[Figure data in JSON]
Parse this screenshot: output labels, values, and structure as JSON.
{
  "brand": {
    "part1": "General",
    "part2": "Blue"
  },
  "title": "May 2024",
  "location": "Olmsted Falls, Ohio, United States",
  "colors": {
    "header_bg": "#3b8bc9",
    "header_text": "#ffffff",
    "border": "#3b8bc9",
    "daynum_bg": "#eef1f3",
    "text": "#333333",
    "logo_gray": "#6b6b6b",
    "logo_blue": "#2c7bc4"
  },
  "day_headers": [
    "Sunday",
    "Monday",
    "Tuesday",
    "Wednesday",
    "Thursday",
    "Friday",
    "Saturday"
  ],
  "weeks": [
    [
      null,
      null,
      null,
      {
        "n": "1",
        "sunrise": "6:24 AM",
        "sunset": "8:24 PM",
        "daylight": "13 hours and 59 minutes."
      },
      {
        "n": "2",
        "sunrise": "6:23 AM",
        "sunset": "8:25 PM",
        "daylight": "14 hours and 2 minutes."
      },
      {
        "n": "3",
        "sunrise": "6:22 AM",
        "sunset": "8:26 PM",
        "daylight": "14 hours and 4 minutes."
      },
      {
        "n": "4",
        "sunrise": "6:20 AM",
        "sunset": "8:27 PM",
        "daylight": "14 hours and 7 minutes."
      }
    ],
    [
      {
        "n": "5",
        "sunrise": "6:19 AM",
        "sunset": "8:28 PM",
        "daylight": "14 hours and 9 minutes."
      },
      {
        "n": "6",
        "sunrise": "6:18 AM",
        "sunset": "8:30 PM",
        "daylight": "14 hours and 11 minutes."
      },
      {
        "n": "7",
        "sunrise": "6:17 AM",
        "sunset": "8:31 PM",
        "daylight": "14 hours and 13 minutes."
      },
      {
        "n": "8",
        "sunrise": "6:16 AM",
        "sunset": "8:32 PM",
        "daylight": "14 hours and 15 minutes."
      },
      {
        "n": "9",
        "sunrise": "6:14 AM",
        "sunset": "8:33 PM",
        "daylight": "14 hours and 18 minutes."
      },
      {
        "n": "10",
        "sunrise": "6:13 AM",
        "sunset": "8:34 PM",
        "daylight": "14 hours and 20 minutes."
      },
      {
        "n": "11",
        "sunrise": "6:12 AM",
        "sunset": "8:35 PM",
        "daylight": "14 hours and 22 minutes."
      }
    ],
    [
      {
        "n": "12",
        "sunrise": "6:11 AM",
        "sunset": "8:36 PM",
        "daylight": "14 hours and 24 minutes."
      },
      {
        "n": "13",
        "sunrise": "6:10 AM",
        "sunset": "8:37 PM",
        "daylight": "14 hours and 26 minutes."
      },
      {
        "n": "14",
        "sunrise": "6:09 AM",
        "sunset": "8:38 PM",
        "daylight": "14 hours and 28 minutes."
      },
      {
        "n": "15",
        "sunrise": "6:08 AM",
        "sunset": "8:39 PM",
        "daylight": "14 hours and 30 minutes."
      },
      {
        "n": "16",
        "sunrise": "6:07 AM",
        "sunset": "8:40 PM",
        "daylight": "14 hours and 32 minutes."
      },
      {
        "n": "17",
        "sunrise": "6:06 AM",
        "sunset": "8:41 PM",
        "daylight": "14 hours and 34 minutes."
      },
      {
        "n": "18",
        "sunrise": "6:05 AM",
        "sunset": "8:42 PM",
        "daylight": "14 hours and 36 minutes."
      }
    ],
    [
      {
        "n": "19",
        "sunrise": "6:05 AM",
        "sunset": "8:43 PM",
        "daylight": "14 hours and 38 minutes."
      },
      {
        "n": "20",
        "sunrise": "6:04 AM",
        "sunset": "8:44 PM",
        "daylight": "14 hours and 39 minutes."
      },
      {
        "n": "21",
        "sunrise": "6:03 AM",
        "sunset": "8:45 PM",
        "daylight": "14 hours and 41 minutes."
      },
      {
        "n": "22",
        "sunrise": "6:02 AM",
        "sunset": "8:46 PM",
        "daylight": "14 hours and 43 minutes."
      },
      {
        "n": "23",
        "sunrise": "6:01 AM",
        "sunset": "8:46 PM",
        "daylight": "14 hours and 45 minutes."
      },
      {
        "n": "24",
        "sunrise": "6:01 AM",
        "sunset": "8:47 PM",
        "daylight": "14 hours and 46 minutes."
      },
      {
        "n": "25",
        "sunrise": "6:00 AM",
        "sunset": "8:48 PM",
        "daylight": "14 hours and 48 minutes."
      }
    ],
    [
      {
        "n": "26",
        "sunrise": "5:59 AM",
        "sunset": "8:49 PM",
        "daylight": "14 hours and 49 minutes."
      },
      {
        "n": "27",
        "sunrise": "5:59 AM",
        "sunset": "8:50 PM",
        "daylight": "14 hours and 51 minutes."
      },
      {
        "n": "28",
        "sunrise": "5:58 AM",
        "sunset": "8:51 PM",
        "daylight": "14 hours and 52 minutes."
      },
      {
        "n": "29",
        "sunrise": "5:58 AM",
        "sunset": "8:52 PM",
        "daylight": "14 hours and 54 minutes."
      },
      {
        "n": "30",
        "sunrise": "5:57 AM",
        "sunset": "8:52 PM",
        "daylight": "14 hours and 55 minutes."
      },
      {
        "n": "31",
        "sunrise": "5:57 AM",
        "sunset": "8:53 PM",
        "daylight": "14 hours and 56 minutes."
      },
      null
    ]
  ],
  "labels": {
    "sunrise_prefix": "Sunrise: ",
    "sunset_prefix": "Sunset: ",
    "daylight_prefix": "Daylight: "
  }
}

WORK TO DO:
Repeat the records above exactly.

RESPONSE:
Parse this screenshot: output labels, values, and structure as JSON.
{
  "brand": {
    "part1": "General",
    "part2": "Blue"
  },
  "title": "May 2024",
  "location": "Olmsted Falls, Ohio, United States",
  "colors": {
    "header_bg": "#3b8bc9",
    "header_text": "#ffffff",
    "border": "#3b8bc9",
    "daynum_bg": "#eef1f3",
    "text": "#333333",
    "logo_gray": "#6b6b6b",
    "logo_blue": "#2c7bc4"
  },
  "day_headers": [
    "Sunday",
    "Monday",
    "Tuesday",
    "Wednesday",
    "Thursday",
    "Friday",
    "Saturday"
  ],
  "weeks": [
    [
      null,
      null,
      null,
      {
        "n": "1",
        "sunrise": "6:24 AM",
        "sunset": "8:24 PM",
        "daylight": "13 hours and 59 minutes."
      },
      {
        "n": "2",
        "sunrise": "6:23 AM",
        "sunset": "8:25 PM",
        "daylight": "14 hours and 2 minutes."
      },
      {
        "n": "3",
        "sunrise": "6:22 AM",
        "sunset": "8:26 PM",
        "daylight": "14 hours and 4 minutes."
      },
      {
        "n": "4",
        "sunrise": "6:20 AM",
        "sunset": "8:27 PM",
        "daylight": "14 hours and 7 minutes."
      }
    ],
    [
      {
        "n": "5",
        "sunrise": "6:19 AM",
        "sunset": "8:28 PM",
        "daylight": "14 hours and 9 minutes."
      },
      {
        "n": "6",
        "sunrise": "6:18 AM",
        "sunset": "8:30 PM",
        "daylight": "14 hours and 11 minutes."
      },
      {
        "n": "7",
        "sunrise": "6:17 AM",
        "sunset": "8:31 PM",
        "daylight": "14 hours and 13 minutes."
      },
      {
        "n": "8",
        "sunrise": "6:16 AM",
        "sunset": "8:32 PM",
        "daylight": "14 hours and 15 minutes."
      },
      {
        "n": "9",
        "sunrise": "6:14 AM",
        "sunset": "8:33 PM",
        "daylight": "14 hours and 18 minutes."
      },
      {
        "n": "10",
        "sunrise": "6:13 AM",
        "sunset": "8:34 PM",
        "daylight": "14 hours and 20 minutes."
      },
      {
        "n": "11",
        "sunrise": "6:12 AM",
        "sunset": "8:35 PM",
        "daylight": "14 hours and 22 minutes."
      }
    ],
    [
      {
        "n": "12",
        "sunrise": "6:11 AM",
        "sunset": "8:36 PM",
        "daylight": "14 hours and 24 minutes."
      },
      {
        "n": "13",
        "sunrise": "6:10 AM",
        "sunset": "8:37 PM",
        "daylight": "14 hours and 26 minutes."
      },
      {
        "n": "14",
        "sunrise": "6:09 AM",
        "sunset": "8:38 PM",
        "daylight": "14 hours and 28 minutes."
      },
      {
        "n": "15",
        "sunrise": "6:08 AM",
        "sunset": "8:39 PM",
        "daylight": "14 hours and 30 minutes."
      },
      {
        "n": "16",
        "sunrise": "6:07 AM",
        "sunset": "8:40 PM",
        "daylight": "14 hours and 32 minutes."
      },
      {
        "n": "17",
        "sunrise": "6:06 AM",
        "sunset": "8:41 PM",
        "daylight": "14 hours and 34 minutes."
      },
      {
        "n": "18",
        "sunrise": "6:05 AM",
        "sunset": "8:42 PM",
        "daylight": "14 hours and 36 minutes."
      }
    ],
    [
      {
        "n": "19",
        "sunrise": "6:05 AM",
        "sunset": "8:43 PM",
        "daylight": "14 hours and 38 minutes."
      },
      {
        "n": "20",
        "sunrise": "6:04 AM",
        "sunset": "8:44 PM",
        "daylight": "14 hours and 39 minutes."
      },
      {
        "n": "21",
        "sunrise": "6:03 AM",
        "sunset": "8:45 PM",
        "daylight": "14 hours and 41 minutes."
      },
      {
        "n": "22",
        "sunrise": "6:02 AM",
        "sunset": "8:46 PM",
        "daylight": "14 hours and 43 minutes."
      },
      {
        "n": "23",
        "sunrise": "6:01 AM",
        "sunset": "8:46 PM",
        "daylight": "14 hours and 45 minutes."
      },
      {
        "n": "24",
        "sunrise": "6:01 AM",
        "sunset": "8:47 PM",
        "daylight": "14 hours and 46 minutes."
      },
      {
        "n": "25",
        "sunrise": "6:00 AM",
        "sunset": "8:48 PM",
        "daylight": "14 hours and 48 minutes."
      }
    ],
    [
      {
        "n": "26",
        "sunrise": "5:59 AM",
        "sunset": "8:49 PM",
        "daylight": "14 hours and 49 minutes."
      },
      {
        "n": "27",
        "sunrise": "5:59 AM",
        "sunset": "8:50 PM",
        "daylight": "14 hours and 51 minutes."
      },
      {
        "n": "28",
        "sunrise": "5:58 AM",
        "sunset": "8:51 PM",
        "daylight": "14 hours and 52 minutes."
      },
      {
        "n": "29",
        "sunrise": "5:58 AM",
        "sunset": "8:52 PM",
        "daylight": "14 hours and 54 minutes."
      },
      {
        "n": "30",
        "sunrise": "5:57 AM",
        "sunset": "8:52 PM",
        "daylight": "14 hours and 55 minutes."
      },
      {
        "n": "31",
        "sunrise": "5:57 AM",
        "sunset": "8:53 PM",
        "daylight": "14 hours and 56 minutes."
      },
      null
    ]
  ],
  "labels": {
    "sunrise_prefix": "Sunrise: ",
    "sunset_prefix": "Sunset: ",
    "daylight_prefix": "Daylight: "
  }
}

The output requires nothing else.